> Excerpt provided:

Suppose we have a continuous map $f: X \to X$ such that $f_*: H_n(X) \to H_n(X)$ is the identity for all $n$. Is it true that in this case $f^*$ will be the identity on $H^n(X; G)$ for all $n$ and $G$? Does it hold when we additionally assume that $f$ is a homotopy equivalence?
Note that the first idea to simply use the naturality from the universal coefficient theorem does not work: Take for example the exact sequence
$$0 \to \mathbb{Z}_2 \to \mathbb{Z}_2 \oplus \mathbb{Z} \to \mathbb{Z} \to 0$$
if we choose $g: \mathbb{Z}_2 \oplus \mathbb{Z} \to \mathbb{Z}_2 \oplus \mathbb{Z}$ to send $(0, 1) \mapsto (1, 1)$, we can build a short commutative ladder with the identity on the left and right sides and $g$ in the middle. (The 5-lemma only implies that $g$ has to be an isomorphism.)
As a second, similar question suppose we have another map $g: Y \to Y$ that also induces the identity on homology. Will $(f \times g)_*$ be the identity on $H_n(X \times Y)$? Does the naturality from the Künneth formula help with this? (Of course similarly, what about cohomology?)

> Problem set:
**1.** List every theorem, lemma, or formula that the thread on maps inducing the identity on homology mentions by name.
**2.** Duplicate the stretch from "Suppose we have a continuous" through "a homotopy equivalence?" in the thread on maps inducing the identity on homology.
**3.** Go on with the thread on maps inducing the identity on homology, starting after its last sentence.

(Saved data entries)
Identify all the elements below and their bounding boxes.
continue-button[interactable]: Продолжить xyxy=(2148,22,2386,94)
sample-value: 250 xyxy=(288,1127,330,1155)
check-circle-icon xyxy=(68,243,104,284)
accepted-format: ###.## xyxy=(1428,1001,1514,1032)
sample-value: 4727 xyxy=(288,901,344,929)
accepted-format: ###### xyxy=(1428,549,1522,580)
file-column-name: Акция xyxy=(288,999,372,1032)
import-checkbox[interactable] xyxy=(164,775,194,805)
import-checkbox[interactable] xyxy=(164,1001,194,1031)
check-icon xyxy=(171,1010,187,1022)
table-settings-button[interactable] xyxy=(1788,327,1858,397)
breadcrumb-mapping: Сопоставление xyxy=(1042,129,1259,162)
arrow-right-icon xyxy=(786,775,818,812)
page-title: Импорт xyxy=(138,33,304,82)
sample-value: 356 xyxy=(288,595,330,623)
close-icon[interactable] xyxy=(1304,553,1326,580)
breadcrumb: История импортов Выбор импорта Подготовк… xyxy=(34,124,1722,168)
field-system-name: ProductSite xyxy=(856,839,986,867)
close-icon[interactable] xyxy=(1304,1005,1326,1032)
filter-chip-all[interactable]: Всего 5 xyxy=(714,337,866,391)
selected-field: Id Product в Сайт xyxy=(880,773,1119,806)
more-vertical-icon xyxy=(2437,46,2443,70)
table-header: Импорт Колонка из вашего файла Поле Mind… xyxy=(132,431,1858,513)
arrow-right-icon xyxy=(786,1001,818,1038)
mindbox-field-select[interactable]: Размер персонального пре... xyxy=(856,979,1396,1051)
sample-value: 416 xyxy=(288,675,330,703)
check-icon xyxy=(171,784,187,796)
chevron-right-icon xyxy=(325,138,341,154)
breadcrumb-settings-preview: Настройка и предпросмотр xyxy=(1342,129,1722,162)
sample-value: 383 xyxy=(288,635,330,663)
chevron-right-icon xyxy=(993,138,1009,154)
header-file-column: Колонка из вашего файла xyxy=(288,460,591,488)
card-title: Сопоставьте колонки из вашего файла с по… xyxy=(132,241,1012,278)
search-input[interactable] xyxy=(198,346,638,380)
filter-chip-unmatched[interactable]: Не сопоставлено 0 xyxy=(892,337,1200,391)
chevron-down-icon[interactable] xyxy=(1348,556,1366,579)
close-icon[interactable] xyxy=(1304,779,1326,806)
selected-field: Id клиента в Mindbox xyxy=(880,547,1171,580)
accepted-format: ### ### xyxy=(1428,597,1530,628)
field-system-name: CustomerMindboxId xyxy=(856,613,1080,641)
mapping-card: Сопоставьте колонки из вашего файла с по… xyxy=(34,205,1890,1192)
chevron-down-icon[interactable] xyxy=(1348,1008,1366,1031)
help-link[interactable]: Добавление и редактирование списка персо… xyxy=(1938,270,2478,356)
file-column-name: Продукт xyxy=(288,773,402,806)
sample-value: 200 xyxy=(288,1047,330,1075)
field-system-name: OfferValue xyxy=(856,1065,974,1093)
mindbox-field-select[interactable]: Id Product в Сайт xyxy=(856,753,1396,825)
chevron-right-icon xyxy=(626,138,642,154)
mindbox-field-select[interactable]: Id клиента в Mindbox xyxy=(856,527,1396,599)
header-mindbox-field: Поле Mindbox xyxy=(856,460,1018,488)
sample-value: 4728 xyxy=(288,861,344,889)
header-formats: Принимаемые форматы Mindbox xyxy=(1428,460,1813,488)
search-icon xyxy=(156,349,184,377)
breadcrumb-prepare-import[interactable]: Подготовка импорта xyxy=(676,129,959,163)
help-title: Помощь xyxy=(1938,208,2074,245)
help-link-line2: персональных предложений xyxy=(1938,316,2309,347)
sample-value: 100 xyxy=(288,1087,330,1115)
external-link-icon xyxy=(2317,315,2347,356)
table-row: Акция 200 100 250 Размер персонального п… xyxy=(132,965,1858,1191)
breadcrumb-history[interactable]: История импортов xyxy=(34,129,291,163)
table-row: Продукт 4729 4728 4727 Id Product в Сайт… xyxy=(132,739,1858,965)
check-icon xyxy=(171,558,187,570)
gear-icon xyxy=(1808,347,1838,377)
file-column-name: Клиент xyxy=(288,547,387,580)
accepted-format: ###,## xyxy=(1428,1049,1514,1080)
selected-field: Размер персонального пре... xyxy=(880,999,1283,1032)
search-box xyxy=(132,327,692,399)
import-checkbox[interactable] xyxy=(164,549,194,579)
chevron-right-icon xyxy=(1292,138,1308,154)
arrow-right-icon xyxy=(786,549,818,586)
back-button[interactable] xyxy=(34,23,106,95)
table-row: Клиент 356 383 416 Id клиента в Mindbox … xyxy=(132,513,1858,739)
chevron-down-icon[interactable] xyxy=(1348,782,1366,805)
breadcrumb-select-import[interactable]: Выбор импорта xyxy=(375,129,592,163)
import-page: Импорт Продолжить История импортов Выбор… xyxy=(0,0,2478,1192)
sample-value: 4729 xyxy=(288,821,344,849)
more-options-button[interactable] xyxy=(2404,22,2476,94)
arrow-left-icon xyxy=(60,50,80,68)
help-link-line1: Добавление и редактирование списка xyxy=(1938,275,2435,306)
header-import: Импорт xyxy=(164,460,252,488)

> Results for each task:
**1.**
universal coefficient theorem
5-lemma
Künneth formula

**2.**
Suppose we have a continuous map $f: X \to X$ such that $f_*: H_n(X) \to H_n(X)$ is the identity for all $n$. Is it true that in this case $f^*$ will be the identity on $H^n(X; G)$ for all $n$ and $G$? Does it hold when we additionally assume that $f$ is a homotopy equivalence?

**3.**
To provide a bit of context: I encountered this problem in reading Spanier's chapter on the Serre spectral sequence. The setting is as follows. We suppose that $p: E \to B$ is a fibration, $b_0 \in B$ and $F = p^{-1}(b_0)$. He calls $p$ orientable if for any loop $\gamma$ at $b_0$ in $B$ the associated homotopy equivalence of fibers $f: F \to F$ the induced map on homology $f_*$ is the identity. This is used to derive theorem 9.2.13. However, for the various analogues needed in section 9.4 the above statements seem necessary to me. I think there is no remark about using field coefficients or something like that.
Best Answer
Let $X=S^3\vee\Sigma\mathbb{RP}^2$ and consider the following map $f:X\to X$. On the $S^3$ summand, $f$ is the identity. On the $\Sigma\mathbb{RP}^2$ summand, $f$ is the composition of the pinch map $\Sigma\mathbb{RP}^2\to \Sigma\mathbb{RP}^2\vee \Sigma\mathbb{RP}^2$ with the map $\Sigma\mathbb{RP}^2\vee \Sigma\mathbb{RP}^2\to S^3\vee\Sigma\mathbb{RP}^2$ which is the identity on the second summand and on the first summand is the map $\Sigma\mathbb{RP}^2\to S^3$ that collapses the $2$-skeleton to a point.
To see that this $f$ induces the identity on homology, note that the only nontrivial reduced homology of $X$ is $H_2(X)\cong\mathbb{Z}/2$ via the $\Sigma\mathbb{RP}^2$ summand and $H_3(X)\cong\mathbb{Z}$ via the $S^3$ summand. So the induced map on $H_2$ can be computed by projecting down to just the $\Sigma\mathbb{RP}^2$ summand, and the induced map on $H_3$ can be computed by projecting down to just the $S^3$ summand, and $f$ becomes the identity in both cases.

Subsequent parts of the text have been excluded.